## Task to carry out
Would you pull out every line of the material that contains the string "средств"?

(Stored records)
-- start --

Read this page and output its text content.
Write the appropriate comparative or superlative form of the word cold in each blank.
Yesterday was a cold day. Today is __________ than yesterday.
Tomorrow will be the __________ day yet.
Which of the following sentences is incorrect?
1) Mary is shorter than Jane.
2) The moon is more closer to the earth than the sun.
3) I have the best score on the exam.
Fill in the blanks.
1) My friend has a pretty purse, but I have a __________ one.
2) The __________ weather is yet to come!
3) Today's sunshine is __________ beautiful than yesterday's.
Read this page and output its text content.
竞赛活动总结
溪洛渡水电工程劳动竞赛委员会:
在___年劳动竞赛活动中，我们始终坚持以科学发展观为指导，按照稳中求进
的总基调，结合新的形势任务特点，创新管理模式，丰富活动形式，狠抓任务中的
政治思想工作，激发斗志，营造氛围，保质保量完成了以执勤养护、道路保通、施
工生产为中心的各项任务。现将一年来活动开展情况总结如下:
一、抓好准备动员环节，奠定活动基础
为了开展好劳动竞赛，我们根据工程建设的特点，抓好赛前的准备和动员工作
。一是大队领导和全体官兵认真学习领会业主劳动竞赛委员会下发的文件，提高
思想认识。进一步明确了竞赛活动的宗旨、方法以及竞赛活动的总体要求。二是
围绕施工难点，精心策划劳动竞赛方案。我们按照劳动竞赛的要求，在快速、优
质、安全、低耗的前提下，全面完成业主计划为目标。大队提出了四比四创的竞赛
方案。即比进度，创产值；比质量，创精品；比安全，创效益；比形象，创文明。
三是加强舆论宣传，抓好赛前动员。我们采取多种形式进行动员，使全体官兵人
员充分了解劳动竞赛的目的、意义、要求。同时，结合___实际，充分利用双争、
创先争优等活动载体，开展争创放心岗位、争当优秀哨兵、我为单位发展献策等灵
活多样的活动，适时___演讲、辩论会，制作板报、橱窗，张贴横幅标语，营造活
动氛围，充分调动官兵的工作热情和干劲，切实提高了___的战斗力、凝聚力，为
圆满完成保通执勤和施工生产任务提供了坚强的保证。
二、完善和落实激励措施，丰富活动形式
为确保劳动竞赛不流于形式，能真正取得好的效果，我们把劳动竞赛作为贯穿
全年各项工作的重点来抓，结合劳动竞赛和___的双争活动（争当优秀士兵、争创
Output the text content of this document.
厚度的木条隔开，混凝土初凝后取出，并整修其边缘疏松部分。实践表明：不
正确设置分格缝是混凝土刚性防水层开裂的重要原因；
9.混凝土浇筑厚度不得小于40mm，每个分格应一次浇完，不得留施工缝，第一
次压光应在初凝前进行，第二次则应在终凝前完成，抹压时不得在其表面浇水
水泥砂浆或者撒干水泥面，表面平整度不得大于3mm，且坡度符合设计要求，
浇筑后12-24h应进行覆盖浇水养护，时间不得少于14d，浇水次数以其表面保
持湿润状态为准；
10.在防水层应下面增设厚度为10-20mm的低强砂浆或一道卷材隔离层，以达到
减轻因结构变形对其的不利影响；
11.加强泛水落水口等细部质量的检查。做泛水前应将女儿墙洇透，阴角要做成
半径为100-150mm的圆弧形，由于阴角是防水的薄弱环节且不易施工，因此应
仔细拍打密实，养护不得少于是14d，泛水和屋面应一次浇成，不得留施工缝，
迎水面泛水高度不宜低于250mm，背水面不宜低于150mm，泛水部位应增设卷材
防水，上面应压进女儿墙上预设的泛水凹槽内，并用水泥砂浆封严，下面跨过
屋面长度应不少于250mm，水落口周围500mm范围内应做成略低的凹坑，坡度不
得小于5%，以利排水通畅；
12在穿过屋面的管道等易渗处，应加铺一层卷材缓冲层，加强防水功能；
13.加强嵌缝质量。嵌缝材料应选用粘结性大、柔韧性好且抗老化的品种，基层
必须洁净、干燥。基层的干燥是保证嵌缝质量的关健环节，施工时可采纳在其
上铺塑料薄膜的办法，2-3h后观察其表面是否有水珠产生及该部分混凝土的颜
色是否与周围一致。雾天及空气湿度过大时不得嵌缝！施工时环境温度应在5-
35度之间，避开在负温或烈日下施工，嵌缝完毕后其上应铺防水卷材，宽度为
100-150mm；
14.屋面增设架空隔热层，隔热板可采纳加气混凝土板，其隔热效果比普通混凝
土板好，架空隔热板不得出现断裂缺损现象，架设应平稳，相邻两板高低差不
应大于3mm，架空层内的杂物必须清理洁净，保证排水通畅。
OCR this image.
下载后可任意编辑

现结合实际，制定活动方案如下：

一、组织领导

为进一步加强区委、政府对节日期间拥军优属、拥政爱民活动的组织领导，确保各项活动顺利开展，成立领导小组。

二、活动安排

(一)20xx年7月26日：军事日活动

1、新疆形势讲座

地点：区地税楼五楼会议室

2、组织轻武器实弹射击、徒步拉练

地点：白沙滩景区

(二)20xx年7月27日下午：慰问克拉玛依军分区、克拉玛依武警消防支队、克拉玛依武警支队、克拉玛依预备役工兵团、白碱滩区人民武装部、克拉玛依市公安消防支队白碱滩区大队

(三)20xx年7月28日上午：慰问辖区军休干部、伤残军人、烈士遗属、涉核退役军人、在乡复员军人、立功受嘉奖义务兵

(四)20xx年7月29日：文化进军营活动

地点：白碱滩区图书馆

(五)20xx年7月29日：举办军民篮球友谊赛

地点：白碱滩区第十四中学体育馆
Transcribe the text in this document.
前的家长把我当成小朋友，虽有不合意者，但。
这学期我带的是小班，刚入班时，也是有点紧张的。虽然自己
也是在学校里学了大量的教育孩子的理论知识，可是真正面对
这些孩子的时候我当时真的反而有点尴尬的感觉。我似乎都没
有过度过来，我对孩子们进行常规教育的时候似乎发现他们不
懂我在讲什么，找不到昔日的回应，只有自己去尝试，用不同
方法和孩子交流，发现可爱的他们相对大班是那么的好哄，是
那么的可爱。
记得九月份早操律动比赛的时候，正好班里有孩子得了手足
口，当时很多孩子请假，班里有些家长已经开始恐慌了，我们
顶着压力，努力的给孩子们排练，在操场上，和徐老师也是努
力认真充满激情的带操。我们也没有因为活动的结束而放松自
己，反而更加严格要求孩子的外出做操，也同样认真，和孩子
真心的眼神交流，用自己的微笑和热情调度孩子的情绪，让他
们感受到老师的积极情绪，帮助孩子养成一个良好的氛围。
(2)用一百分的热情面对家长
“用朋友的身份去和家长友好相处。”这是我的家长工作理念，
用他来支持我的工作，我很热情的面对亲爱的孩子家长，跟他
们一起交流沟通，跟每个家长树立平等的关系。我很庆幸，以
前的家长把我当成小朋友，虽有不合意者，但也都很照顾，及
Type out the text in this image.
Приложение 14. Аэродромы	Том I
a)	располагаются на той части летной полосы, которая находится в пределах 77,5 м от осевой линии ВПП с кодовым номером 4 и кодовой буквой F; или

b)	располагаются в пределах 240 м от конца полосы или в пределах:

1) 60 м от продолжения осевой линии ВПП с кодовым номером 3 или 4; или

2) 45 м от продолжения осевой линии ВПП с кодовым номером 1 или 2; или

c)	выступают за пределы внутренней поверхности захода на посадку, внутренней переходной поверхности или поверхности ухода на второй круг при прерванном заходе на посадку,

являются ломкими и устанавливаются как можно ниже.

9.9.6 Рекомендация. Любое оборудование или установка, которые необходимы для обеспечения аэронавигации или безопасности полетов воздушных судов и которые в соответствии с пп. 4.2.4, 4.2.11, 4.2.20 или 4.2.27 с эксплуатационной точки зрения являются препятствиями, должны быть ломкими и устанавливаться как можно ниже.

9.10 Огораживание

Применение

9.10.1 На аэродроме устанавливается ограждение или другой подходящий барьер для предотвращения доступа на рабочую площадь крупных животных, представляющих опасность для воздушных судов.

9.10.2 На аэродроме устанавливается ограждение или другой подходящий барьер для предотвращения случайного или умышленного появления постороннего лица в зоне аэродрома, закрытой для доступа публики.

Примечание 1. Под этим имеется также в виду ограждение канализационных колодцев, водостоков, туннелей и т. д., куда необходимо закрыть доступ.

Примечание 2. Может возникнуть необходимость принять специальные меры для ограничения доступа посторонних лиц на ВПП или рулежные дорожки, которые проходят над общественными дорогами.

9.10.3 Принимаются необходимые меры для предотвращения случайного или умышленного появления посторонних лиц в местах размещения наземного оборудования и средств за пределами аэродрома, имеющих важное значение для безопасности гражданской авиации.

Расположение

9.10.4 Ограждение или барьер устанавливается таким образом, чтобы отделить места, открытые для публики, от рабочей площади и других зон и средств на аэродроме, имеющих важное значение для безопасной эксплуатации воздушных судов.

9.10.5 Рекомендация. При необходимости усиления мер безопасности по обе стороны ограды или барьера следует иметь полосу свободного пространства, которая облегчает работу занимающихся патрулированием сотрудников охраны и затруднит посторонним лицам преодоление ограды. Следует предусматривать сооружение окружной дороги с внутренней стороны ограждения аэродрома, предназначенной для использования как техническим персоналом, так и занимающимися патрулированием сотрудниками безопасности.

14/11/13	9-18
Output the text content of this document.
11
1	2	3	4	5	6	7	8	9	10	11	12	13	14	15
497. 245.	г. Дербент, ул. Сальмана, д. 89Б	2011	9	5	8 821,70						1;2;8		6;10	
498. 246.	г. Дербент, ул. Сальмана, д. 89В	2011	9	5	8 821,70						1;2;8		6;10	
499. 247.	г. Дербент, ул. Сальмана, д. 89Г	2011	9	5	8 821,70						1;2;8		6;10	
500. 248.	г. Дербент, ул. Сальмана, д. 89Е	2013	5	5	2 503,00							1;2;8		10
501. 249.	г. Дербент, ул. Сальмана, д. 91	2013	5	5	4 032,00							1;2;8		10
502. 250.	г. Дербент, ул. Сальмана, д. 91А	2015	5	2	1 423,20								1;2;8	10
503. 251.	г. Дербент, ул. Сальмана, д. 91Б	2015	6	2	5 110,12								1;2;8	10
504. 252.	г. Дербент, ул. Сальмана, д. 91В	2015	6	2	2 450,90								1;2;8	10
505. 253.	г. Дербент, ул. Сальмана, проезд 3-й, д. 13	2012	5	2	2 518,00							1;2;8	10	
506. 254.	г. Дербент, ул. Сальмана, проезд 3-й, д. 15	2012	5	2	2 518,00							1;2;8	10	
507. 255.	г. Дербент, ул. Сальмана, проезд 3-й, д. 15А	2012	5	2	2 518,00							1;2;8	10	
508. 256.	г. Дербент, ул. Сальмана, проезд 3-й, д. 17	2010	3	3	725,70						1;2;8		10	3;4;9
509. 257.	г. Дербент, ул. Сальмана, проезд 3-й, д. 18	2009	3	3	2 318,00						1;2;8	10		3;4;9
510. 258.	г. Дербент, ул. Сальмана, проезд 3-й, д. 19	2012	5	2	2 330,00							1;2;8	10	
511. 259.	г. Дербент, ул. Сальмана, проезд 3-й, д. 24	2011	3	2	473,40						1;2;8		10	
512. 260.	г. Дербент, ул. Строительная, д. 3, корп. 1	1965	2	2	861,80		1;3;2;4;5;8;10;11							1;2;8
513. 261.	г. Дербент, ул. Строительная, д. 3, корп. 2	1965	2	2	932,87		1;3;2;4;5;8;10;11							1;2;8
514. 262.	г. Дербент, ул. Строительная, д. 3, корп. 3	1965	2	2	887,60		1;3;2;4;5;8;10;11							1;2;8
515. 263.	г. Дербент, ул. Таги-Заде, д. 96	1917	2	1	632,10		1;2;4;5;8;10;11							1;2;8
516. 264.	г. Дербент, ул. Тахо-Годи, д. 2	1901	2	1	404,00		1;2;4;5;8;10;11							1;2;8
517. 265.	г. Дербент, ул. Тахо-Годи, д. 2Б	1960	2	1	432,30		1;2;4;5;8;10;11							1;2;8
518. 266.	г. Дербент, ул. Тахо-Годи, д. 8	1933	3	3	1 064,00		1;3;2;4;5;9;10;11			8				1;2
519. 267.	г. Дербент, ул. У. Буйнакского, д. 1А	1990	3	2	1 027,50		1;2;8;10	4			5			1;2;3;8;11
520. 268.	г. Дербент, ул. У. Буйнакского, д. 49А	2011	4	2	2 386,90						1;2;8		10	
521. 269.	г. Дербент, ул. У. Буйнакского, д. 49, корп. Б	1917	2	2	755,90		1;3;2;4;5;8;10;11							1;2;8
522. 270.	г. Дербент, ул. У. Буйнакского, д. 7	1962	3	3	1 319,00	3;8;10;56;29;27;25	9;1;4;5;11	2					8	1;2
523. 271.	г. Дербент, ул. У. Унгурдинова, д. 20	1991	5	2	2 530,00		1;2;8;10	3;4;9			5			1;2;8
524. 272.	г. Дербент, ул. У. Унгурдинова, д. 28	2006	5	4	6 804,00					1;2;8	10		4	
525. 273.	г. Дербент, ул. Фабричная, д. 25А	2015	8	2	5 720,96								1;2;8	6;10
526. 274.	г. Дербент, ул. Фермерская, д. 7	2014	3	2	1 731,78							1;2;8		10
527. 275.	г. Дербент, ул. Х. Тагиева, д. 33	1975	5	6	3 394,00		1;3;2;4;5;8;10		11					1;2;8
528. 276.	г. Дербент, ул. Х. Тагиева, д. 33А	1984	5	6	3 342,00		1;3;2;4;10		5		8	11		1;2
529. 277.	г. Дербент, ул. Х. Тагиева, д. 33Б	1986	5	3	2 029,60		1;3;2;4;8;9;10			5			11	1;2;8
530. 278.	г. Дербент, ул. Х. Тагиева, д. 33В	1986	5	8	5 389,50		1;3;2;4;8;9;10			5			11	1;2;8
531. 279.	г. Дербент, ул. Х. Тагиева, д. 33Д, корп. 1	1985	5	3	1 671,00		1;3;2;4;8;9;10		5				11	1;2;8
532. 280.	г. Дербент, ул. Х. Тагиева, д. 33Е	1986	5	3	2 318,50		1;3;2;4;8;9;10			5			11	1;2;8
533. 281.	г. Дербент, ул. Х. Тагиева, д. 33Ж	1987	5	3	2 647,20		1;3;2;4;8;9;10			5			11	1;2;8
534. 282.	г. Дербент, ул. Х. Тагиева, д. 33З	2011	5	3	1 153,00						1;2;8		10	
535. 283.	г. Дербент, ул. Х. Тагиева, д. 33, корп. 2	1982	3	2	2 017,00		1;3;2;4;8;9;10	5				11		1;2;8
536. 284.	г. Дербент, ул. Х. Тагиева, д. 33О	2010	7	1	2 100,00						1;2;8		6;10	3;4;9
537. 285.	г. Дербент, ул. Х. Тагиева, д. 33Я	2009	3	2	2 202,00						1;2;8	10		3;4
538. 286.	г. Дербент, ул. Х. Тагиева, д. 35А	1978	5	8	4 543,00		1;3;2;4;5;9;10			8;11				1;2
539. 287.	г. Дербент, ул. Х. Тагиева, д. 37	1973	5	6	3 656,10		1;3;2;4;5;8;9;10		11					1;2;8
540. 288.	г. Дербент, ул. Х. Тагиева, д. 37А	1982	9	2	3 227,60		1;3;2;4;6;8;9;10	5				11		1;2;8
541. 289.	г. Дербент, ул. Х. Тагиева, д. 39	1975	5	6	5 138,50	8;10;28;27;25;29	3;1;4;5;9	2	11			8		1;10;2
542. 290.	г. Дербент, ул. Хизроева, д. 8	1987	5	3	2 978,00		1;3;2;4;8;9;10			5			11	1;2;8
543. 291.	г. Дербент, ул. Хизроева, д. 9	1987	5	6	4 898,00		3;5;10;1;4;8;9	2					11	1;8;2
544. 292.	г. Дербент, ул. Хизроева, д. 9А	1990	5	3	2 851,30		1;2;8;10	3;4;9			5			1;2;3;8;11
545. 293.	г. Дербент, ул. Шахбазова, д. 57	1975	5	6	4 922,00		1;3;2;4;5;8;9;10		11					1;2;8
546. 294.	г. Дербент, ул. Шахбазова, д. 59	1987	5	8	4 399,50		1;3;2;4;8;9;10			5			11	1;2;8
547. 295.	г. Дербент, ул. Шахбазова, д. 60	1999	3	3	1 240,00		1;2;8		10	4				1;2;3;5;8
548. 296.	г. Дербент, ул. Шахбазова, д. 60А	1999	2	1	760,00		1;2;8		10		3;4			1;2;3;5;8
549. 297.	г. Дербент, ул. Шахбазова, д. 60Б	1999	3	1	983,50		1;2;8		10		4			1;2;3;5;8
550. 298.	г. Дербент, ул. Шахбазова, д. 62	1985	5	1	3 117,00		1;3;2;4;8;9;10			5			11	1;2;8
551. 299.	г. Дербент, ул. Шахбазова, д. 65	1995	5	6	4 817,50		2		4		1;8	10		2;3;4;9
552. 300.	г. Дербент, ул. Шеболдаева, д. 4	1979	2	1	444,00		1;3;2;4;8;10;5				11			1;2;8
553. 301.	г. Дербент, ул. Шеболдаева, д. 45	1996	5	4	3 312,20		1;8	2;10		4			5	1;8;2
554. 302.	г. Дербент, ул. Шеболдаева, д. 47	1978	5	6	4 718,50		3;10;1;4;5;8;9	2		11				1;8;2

-- end --

## Exercise response
9.10.3 Принимаются необходимые меры для предотвращения случайного или умышленного появления посторонних лиц в местах размещения наземного оборудования и средств за пределами аэродрома, имеющих важное значение для безопасности гражданской авиации.
9.10.4 Ограждение или барьер устанавливается таким образом, чтобы отделить места, открытые для публики, от рабочей площади и других зон и средств на аэродроме, имеющих важное значение для безопасной эксплуатации воздушных судов.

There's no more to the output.